Reproduce the lines of the material exactly, excluding every image.

* Record extracts:
┄┄┄┄┄┄┄┄┄┄┄┄┄┄┄┄┄┄┄┄

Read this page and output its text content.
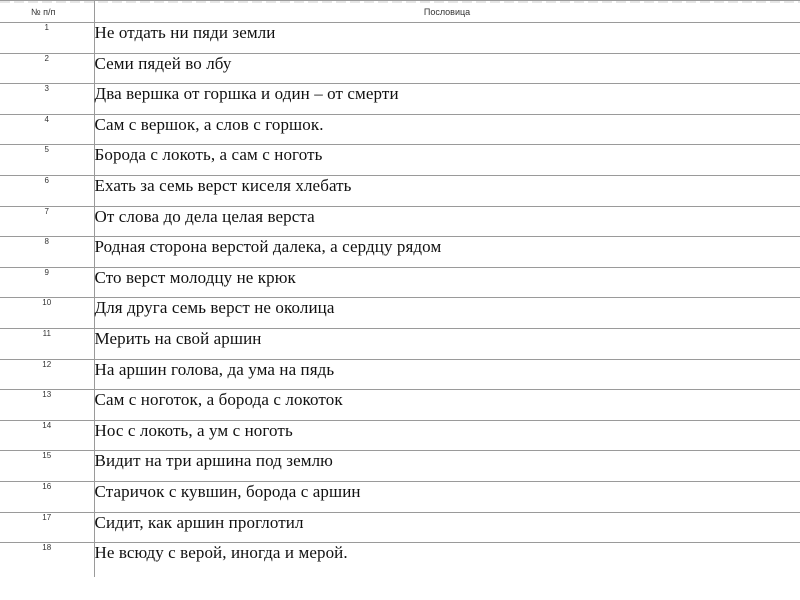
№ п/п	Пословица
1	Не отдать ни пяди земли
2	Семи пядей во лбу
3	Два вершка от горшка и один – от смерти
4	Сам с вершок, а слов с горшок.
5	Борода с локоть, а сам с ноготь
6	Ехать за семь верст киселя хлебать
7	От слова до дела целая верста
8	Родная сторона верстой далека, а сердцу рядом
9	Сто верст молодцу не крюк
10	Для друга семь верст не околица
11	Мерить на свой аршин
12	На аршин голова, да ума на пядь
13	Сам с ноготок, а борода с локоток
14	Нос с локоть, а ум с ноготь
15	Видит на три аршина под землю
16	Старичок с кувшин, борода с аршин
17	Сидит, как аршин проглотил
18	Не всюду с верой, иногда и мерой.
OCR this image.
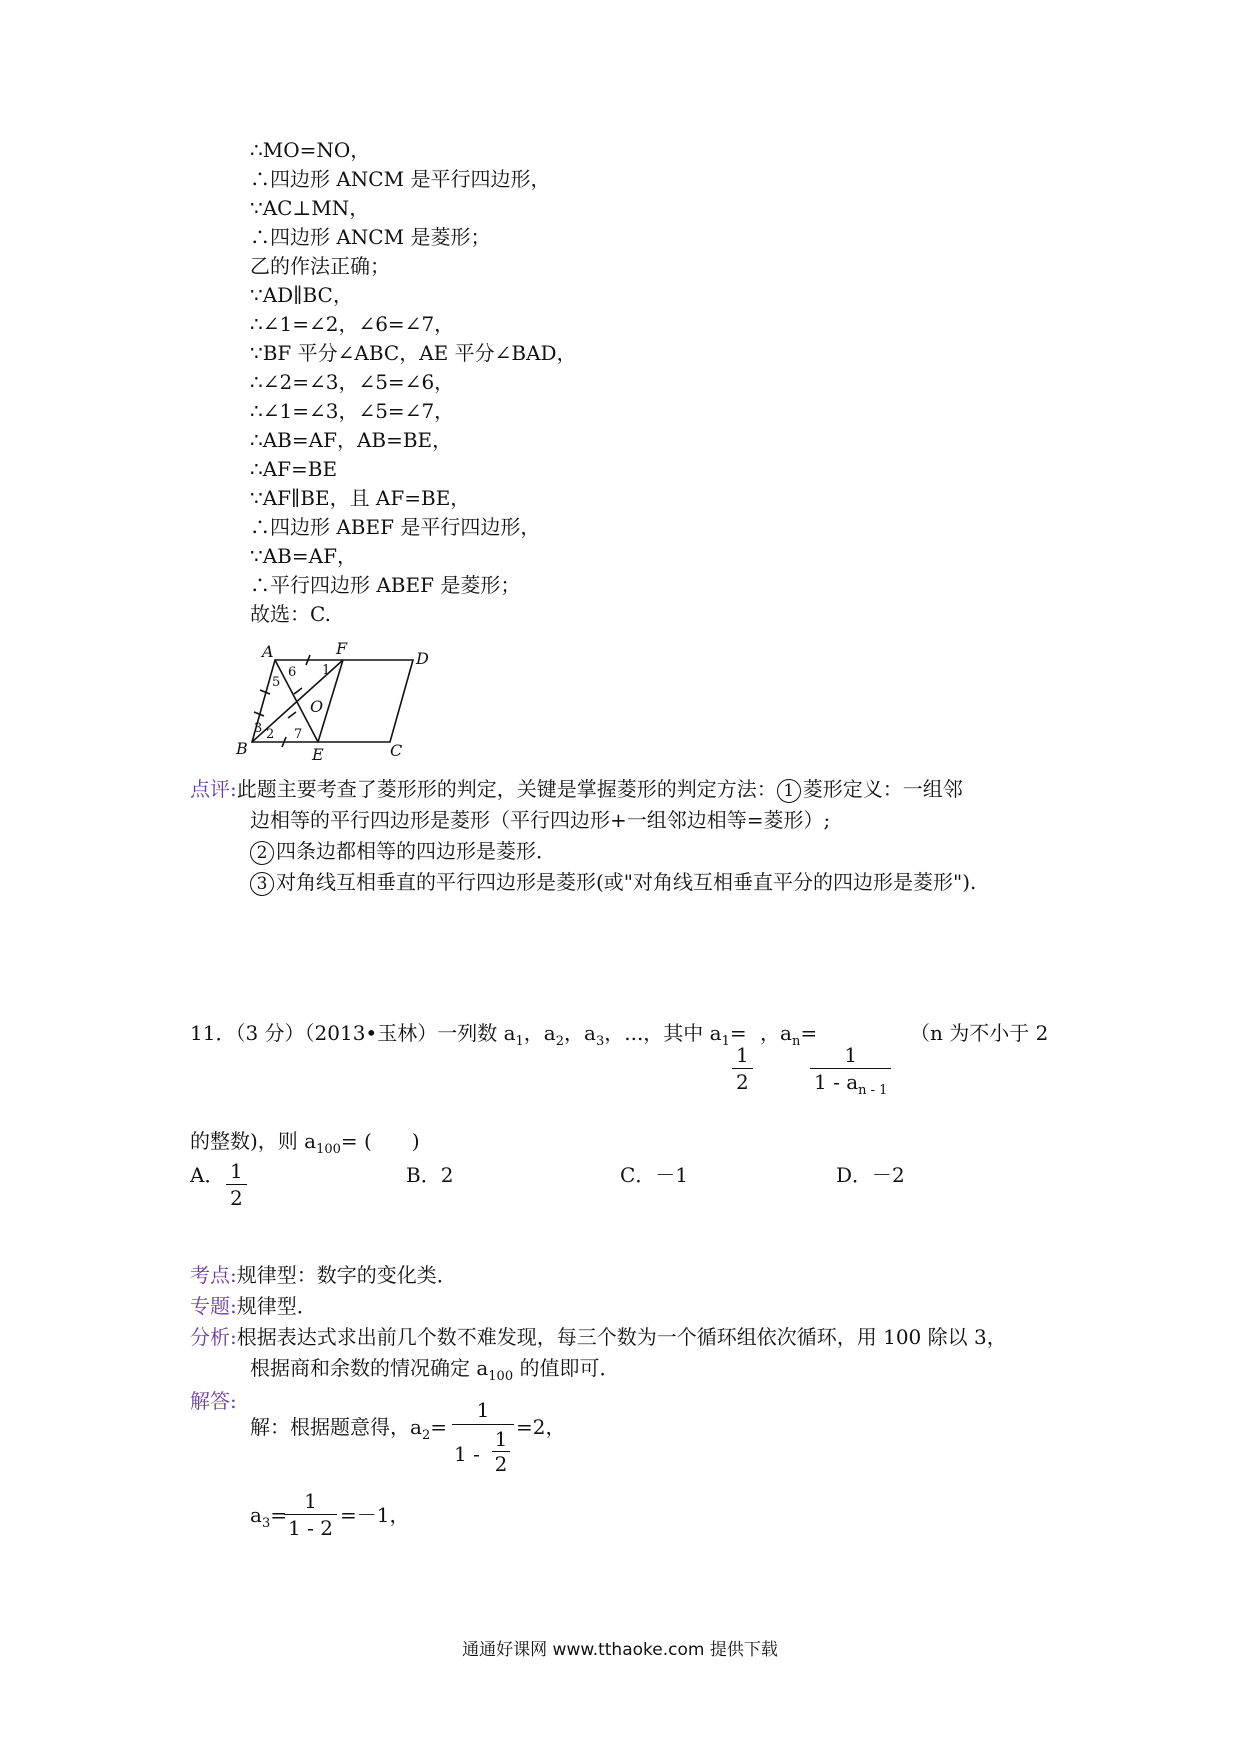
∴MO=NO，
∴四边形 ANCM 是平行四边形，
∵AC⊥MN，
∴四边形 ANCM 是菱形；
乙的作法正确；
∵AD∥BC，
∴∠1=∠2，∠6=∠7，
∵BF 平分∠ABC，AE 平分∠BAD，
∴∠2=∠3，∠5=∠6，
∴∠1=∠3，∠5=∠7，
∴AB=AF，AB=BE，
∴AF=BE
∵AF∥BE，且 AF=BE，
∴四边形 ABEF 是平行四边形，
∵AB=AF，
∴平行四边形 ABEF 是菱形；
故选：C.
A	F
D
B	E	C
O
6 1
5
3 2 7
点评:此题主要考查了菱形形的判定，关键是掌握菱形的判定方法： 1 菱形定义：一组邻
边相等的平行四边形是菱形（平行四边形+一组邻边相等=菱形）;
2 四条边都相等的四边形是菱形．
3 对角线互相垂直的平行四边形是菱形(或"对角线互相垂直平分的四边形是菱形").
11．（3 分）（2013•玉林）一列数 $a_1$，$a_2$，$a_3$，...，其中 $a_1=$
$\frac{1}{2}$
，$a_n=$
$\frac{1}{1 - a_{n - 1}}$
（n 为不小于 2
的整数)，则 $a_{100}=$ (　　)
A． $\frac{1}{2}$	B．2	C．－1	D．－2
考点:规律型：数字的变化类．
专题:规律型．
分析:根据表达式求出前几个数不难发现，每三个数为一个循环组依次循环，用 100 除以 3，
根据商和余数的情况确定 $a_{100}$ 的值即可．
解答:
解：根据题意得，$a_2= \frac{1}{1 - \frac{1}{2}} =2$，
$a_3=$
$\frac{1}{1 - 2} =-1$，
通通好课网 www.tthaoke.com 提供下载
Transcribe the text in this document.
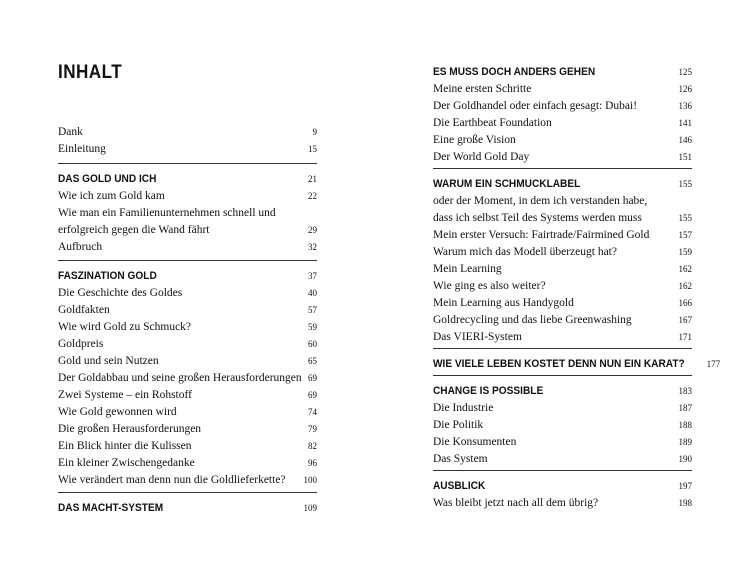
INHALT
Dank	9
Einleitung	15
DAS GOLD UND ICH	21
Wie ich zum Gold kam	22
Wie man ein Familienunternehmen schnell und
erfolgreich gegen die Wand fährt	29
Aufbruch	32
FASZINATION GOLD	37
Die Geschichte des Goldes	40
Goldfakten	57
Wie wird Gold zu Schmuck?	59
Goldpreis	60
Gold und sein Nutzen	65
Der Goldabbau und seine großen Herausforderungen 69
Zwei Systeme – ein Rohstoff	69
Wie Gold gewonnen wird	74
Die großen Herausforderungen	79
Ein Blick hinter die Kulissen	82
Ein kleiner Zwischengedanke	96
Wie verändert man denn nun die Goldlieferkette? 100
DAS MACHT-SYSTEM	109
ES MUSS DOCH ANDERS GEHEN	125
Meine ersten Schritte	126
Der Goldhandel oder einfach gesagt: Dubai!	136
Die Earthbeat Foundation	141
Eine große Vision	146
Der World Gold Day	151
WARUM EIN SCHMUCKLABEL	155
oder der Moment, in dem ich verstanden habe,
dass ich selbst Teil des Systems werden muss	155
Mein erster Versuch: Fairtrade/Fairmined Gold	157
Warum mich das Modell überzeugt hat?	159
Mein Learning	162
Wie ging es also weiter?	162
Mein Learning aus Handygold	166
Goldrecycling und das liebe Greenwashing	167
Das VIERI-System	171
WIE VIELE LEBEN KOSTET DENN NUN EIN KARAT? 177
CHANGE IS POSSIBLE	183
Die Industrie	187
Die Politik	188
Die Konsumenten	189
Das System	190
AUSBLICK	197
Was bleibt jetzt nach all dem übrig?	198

┄┄┄┄┄┄┄┄┄┄┄┄┄┄┄┄┄┄┄┄

* Output of the task:
Read this page and output its text content.
№ п/п	Пословица
1	Не отдать ни пяди земли
2	Семи пядей во лбу
3	Два вершка от горшка и один – от смерти
4	Сам с вершок, а слов с горшок.
5	Борода с локоть, а сам с ноготь
6	Ехать за семь верст киселя хлебать
7	От слова до дела целая верста
8	Родная сторона верстой далека, а сердцу рядом
9	Сто верст молодцу не крюк
10	Для друга семь верст не околица
11	Мерить на свой аршин
12	На аршин голова, да ума на пядь
13	Сам с ноготок, а борода с локоток
14	Нос с локоть, а ум с ноготь
15	Видит на три аршина под землю
16	Старичок с кувшин, борода с аршин
17	Сидит, как аршин проглотил
18	Не всюду с верой, иногда и мерой.
OCR this image.
∴MO=NO，
∴四边形 ANCM 是平行四边形，
∵AC⊥MN，
∴四边形 ANCM 是菱形；
乙的作法正确；
∵AD∥BC，
∴∠1=∠2，∠6=∠7，
∵BF 平分∠ABC，AE 平分∠BAD，
∴∠2=∠3，∠5=∠6，
∴∠1=∠3，∠5=∠7，
∴AB=AF，AB=BE，
∴AF=BE
∵AF∥BE，且 AF=BE，
∴四边形 ABEF 是平行四边形，
∵AB=AF，
∴平行四边形 ABEF 是菱形；
故选：C.
A	F
D
B	E	C
O
6 1
5
3 2 7
点评:此题主要考查了菱形形的判定，关键是掌握菱形的判定方法： 1 菱形定义：一组邻
边相等的平行四边形是菱形（平行四边形+一组邻边相等=菱形）;
2 四条边都相等的四边形是菱形．
3 对角线互相垂直的平行四边形是菱形(或"对角线互相垂直平分的四边形是菱形").
11．（3 分）（2013•玉林）一列数 $a_1$，$a_2$，$a_3$，...，其中 $a_1=$
$\frac{1}{2}$
，$a_n=$
$\frac{1}{1 - a_{n - 1}}$
（n 为不小于 2
的整数)，则 $a_{100}=$ (　　)
A． $\frac{1}{2}$	B．2	C．－1	D．－2
考点:规律型：数字的变化类．
专题:规律型．
分析:根据表达式求出前几个数不难发现，每三个数为一个循环组依次循环，用 100 除以 3，
根据商和余数的情况确定 $a_{100}$ 的值即可．
解答:
解：根据题意得，$a_2= \frac{1}{1 - \frac{1}{2}} =2$，
$a_3=$
$\frac{1}{1 - 2} =-1$，
通通好课网 www.tthaoke.com 提供下载
Transcribe the text in this document.
INHALT
Dank	9
Einleitung	15
DAS GOLD UND ICH	21
Wie ich zum Gold kam	22
Wie man ein Familienunternehmen schnell und
erfolgreich gegen die Wand fährt	29
Aufbruch	32
FASZINATION GOLD	37
Die Geschichte des Goldes	40
Goldfakten	57
Wie wird Gold zu Schmuck?	59
Goldpreis	60
Gold und sein Nutzen	65
Der Goldabbau und seine großen Herausforderungen 69
Zwei Systeme – ein Rohstoff	69
Wie Gold gewonnen wird	74
Die großen Herausforderungen	79
Ein Blick hinter die Kulissen	82
Ein kleiner Zwischengedanke	96
Wie verändert man denn nun die Goldlieferkette? 100
DAS MACHT-SYSTEM	109
ES MUSS DOCH ANDERS GEHEN	125
Meine ersten Schritte	126
Der Goldhandel oder einfach gesagt: Dubai!	136
Die Earthbeat Foundation	141
Eine große Vision	146
Der World Gold Day	151
WARUM EIN SCHMUCKLABEL	155
oder der Moment, in dem ich verstanden habe,
dass ich selbst Teil des Systems werden muss	155
Mein erster Versuch: Fairtrade/Fairmined Gold	157
Warum mich das Modell überzeugt hat?	159
Mein Learning	162
Wie ging es also weiter?	162
Mein Learning aus Handygold	166
Goldrecycling und das liebe Greenwashing	167
Das VIERI-System	171
WIE VIELE LEBEN KOSTET DENN NUN EIN KARAT? 177
CHANGE IS POSSIBLE	183
Die Industrie	187
Die Politik	188
Die Konsumenten	189
Das System	190
AUSBLICK	197
Was bleibt jetzt nach all dem übrig?	198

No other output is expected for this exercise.